Give every line of the material again, exactly as written.

- SUPPLIED MATERIAL:
···

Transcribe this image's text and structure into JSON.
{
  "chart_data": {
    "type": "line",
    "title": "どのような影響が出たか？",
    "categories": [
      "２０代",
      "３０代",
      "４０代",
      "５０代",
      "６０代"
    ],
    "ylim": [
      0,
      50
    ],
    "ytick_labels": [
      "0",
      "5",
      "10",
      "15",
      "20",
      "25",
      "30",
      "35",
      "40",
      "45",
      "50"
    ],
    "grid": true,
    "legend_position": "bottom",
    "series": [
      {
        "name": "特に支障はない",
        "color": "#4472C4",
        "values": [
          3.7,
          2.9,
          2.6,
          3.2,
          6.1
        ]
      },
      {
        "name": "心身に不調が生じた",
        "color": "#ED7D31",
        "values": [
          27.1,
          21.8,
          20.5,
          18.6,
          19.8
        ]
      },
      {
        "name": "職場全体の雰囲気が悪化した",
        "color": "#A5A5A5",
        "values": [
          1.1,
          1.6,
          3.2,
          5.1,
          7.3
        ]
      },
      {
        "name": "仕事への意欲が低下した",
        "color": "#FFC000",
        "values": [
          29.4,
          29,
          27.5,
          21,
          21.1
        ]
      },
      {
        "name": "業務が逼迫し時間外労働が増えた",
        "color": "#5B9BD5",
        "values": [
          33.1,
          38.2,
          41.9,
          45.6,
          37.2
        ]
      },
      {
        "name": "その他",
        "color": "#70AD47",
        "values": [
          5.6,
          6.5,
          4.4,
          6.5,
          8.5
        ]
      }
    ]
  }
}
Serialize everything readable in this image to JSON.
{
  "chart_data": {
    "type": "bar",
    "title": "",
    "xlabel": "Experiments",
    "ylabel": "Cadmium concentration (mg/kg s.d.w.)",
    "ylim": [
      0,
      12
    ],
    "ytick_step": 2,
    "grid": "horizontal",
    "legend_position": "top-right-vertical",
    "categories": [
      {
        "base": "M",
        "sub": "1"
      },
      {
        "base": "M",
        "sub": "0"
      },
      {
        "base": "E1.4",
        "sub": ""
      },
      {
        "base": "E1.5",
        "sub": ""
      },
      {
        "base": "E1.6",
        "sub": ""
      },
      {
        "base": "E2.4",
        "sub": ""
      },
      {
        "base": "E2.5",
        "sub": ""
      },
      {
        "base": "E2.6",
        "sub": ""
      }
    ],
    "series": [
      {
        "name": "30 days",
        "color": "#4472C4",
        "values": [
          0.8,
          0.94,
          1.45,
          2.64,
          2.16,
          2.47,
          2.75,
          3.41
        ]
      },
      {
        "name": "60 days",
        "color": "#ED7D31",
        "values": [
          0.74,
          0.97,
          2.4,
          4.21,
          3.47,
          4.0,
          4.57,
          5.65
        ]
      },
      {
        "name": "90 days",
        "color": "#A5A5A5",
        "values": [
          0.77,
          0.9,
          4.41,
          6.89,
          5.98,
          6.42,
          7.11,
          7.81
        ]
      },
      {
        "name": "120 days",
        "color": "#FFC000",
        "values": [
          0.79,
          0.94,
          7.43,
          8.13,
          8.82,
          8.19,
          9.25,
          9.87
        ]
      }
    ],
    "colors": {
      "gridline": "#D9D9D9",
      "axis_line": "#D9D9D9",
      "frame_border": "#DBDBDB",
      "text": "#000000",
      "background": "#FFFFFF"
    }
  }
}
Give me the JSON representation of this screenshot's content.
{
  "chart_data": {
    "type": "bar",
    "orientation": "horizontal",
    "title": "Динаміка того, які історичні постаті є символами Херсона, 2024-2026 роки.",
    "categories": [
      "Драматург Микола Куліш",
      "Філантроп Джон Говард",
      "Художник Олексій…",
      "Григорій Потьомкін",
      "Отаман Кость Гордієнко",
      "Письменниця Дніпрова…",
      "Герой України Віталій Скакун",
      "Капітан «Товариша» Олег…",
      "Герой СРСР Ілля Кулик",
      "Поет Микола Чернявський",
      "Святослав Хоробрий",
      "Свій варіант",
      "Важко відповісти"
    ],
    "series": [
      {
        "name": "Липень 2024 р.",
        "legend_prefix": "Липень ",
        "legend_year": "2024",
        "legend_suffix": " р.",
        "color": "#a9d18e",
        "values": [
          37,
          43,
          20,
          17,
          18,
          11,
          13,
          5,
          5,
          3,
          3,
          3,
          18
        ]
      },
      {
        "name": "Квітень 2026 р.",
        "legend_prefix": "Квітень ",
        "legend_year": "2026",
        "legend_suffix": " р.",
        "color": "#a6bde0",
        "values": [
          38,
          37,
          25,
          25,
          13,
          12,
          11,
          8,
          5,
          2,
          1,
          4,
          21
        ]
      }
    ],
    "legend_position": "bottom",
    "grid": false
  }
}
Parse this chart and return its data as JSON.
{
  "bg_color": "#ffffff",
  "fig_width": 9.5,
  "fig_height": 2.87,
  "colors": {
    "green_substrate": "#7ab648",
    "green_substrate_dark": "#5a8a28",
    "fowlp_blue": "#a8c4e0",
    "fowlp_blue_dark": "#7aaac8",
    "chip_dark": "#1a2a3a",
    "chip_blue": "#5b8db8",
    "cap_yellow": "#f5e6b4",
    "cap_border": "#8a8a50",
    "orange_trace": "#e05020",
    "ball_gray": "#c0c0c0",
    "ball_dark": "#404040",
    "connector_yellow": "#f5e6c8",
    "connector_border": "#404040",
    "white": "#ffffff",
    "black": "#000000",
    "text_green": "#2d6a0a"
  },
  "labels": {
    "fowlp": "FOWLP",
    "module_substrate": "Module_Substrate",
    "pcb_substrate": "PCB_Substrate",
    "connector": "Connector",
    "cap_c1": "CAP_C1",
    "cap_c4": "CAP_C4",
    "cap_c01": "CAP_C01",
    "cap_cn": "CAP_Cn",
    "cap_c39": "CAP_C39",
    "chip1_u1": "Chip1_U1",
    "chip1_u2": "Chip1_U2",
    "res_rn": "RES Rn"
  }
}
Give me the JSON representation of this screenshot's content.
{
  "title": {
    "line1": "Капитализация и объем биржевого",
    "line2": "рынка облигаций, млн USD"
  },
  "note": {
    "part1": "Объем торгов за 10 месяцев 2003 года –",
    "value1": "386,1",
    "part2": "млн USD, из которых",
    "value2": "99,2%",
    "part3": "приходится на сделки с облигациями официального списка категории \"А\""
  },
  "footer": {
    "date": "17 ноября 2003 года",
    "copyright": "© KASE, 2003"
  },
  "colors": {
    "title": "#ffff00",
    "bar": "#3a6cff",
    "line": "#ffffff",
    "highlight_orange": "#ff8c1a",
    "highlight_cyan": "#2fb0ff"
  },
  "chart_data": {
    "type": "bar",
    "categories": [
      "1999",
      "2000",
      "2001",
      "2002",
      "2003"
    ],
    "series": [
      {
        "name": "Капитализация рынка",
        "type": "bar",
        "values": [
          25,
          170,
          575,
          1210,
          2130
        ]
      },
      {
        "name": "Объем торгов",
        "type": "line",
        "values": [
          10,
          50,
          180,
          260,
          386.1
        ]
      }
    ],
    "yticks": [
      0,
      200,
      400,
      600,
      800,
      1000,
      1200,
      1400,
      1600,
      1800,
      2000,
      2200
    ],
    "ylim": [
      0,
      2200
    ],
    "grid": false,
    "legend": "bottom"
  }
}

···

- TASK SOLUTION:
Transcribe this image's text and structure into JSON.
{
  "chart_data": {
    "type": "line",
    "title": "どのような影響が出たか？",
    "categories": [
      "２０代",
      "３０代",
      "４０代",
      "５０代",
      "６０代"
    ],
    "ylim": [
      0,
      50
    ],
    "ytick_labels": [
      "0",
      "5",
      "10",
      "15",
      "20",
      "25",
      "30",
      "35",
      "40",
      "45",
      "50"
    ],
    "grid": true,
    "legend_position": "bottom",
    "series": [
      {
        "name": "特に支障はない",
        "color": "#4472C4",
        "values": [
          3.7,
          2.9,
          2.6,
          3.2,
          6.1
        ]
      },
      {
        "name": "心身に不調が生じた",
        "color": "#ED7D31",
        "values": [
          27.1,
          21.8,
          20.5,
          18.6,
          19.8
        ]
      },
      {
        "name": "職場全体の雰囲気が悪化した",
        "color": "#A5A5A5",
        "values": [
          1.1,
          1.6,
          3.2,
          5.1,
          7.3
        ]
      },
      {
        "name": "仕事への意欲が低下した",
        "color": "#FFC000",
        "values": [
          29.4,
          29,
          27.5,
          21,
          21.1
        ]
      },
      {
        "name": "業務が逼迫し時間外労働が増えた",
        "color": "#5B9BD5",
        "values": [
          33.1,
          38.2,
          41.9,
          45.6,
          37.2
        ]
      },
      {
        "name": "その他",
        "color": "#70AD47",
        "values": [
          5.6,
          6.5,
          4.4,
          6.5,
          8.5
        ]
      }
    ]
  }
}
Serialize everything readable in this image to JSON.
{
  "chart_data": {
    "type": "bar",
    "title": "",
    "xlabel": "Experiments",
    "ylabel": "Cadmium concentration (mg/kg s.d.w.)",
    "ylim": [
      0,
      12
    ],
    "ytick_step": 2,
    "grid": "horizontal",
    "legend_position": "top-right-vertical",
    "categories": [
      {
        "base": "M",
        "sub": "1"
      },
      {
        "base": "M",
        "sub": "0"
      },
      {
        "base": "E1.4",
        "sub": ""
      },
      {
        "base": "E1.5",
        "sub": ""
      },
      {
        "base": "E1.6",
        "sub": ""
      },
      {
        "base": "E2.4",
        "sub": ""
      },
      {
        "base": "E2.5",
        "sub": ""
      },
      {
        "base": "E2.6",
        "sub": ""
      }
    ],
    "series": [
      {
        "name": "30 days",
        "color": "#4472C4",
        "values": [
          0.8,
          0.94,
          1.45,
          2.64,
          2.16,
          2.47,
          2.75,
          3.41
        ]
      },
      {
        "name": "60 days",
        "color": "#ED7D31",
        "values": [
          0.74,
          0.97,
          2.4,
          4.21,
          3.47,
          4.0,
          4.57,
          5.65
        ]
      },
      {
        "name": "90 days",
        "color": "#A5A5A5",
        "values": [
          0.77,
          0.9,
          4.41,
          6.89,
          5.98,
          6.42,
          7.11,
          7.81
        ]
      },
      {
        "name": "120 days",
        "color": "#FFC000",
        "values": [
          0.79,
          0.94,
          7.43,
          8.13,
          8.82,
          8.19,
          9.25,
          9.87
        ]
      }
    ],
    "colors": {
      "gridline": "#D9D9D9",
      "axis_line": "#D9D9D9",
      "frame_border": "#DBDBDB",
      "text": "#000000",
      "background": "#FFFFFF"
    }
  }
}
Give me the JSON representation of this screenshot's content.
{
  "chart_data": {
    "type": "bar",
    "orientation": "horizontal",
    "title": "Динаміка того, які історичні постаті є символами Херсона, 2024-2026 роки.",
    "categories": [
      "Драматург Микола Куліш",
      "Філантроп Джон Говард",
      "Художник Олексій…",
      "Григорій Потьомкін",
      "Отаман Кость Гордієнко",
      "Письменниця Дніпрова…",
      "Герой України Віталій Скакун",
      "Капітан «Товариша» Олег…",
      "Герой СРСР Ілля Кулик",
      "Поет Микола Чернявський",
      "Святослав Хоробрий",
      "Свій варіант",
      "Важко відповісти"
    ],
    "series": [
      {
        "name": "Липень 2024 р.",
        "legend_prefix": "Липень ",
        "legend_year": "2024",
        "legend_suffix": " р.",
        "color": "#a9d18e",
        "values": [
          37,
          43,
          20,
          17,
          18,
          11,
          13,
          5,
          5,
          3,
          3,
          3,
          18
        ]
      },
      {
        "name": "Квітень 2026 р.",
        "legend_prefix": "Квітень ",
        "legend_year": "2026",
        "legend_suffix": " р.",
        "color": "#a6bde0",
        "values": [
          38,
          37,
          25,
          25,
          13,
          12,
          11,
          8,
          5,
          2,
          1,
          4,
          21
        ]
      }
    ],
    "legend_position": "bottom",
    "grid": false
  }
}
Parse this chart and return its data as JSON.
{
  "bg_color": "#ffffff",
  "fig_width": 9.5,
  "fig_height": 2.87,
  "colors": {
    "green_substrate": "#7ab648",
    "green_substrate_dark": "#5a8a28",
    "fowlp_blue": "#a8c4e0",
    "fowlp_blue_dark": "#7aaac8",
    "chip_dark": "#1a2a3a",
    "chip_blue": "#5b8db8",
    "cap_yellow": "#f5e6b4",
    "cap_border": "#8a8a50",
    "orange_trace": "#e05020",
    "ball_gray": "#c0c0c0",
    "ball_dark": "#404040",
    "connector_yellow": "#f5e6c8",
    "connector_border": "#404040",
    "white": "#ffffff",
    "black": "#000000",
    "text_green": "#2d6a0a"
  },
  "labels": {
    "fowlp": "FOWLP",
    "module_substrate": "Module_Substrate",
    "pcb_substrate": "PCB_Substrate",
    "connector": "Connector",
    "cap_c1": "CAP_C1",
    "cap_c4": "CAP_C4",
    "cap_c01": "CAP_C01",
    "cap_cn": "CAP_Cn",
    "cap_c39": "CAP_C39",
    "chip1_u1": "Chip1_U1",
    "chip1_u2": "Chip1_U2",
    "res_rn": "RES Rn"
  }
}
Give me the JSON representation of this screenshot's content.
{
  "title": {
    "line1": "Капитализация и объем биржевого",
    "line2": "рынка облигаций, млн USD"
  },
  "note": {
    "part1": "Объем торгов за 10 месяцев 2003 года –",
    "value1": "386,1",
    "part2": "млн USD, из которых",
    "value2": "99,2%",
    "part3": "приходится на сделки с облигациями официального списка категории \"А\""
  },
  "footer": {
    "date": "17 ноября 2003 года",
    "copyright": "© KASE, 2003"
  },
  "colors": {
    "title": "#ffff00",
    "bar": "#3a6cff",
    "line": "#ffffff",
    "highlight_orange": "#ff8c1a",
    "highlight_cyan": "#2fb0ff"
  },
  "chart_data": {
    "type": "bar",
    "categories": [
      "1999",
      "2000",
      "2001",
      "2002",
      "2003"
    ],
    "series": [
      {
        "name": "Капитализация рынка",
        "type": "bar",
        "values": [
          25,
          170,
          575,
          1210,
          2130
        ]
      },
      {
        "name": "Объем торгов",
        "type": "line",
        "values": [
          10,
          50,
          180,
          260,
          386.1
        ]
      }
    ],
    "yticks": [
      0,
      200,
      400,
      600,
      800,
      1000,
      1200,
      1400,
      1600,
      1800,
      2000,
      2200
    ],
    "ylim": [
      0,
      2200
    ],
    "grid": false,
    "legend": "bottom"
  }
}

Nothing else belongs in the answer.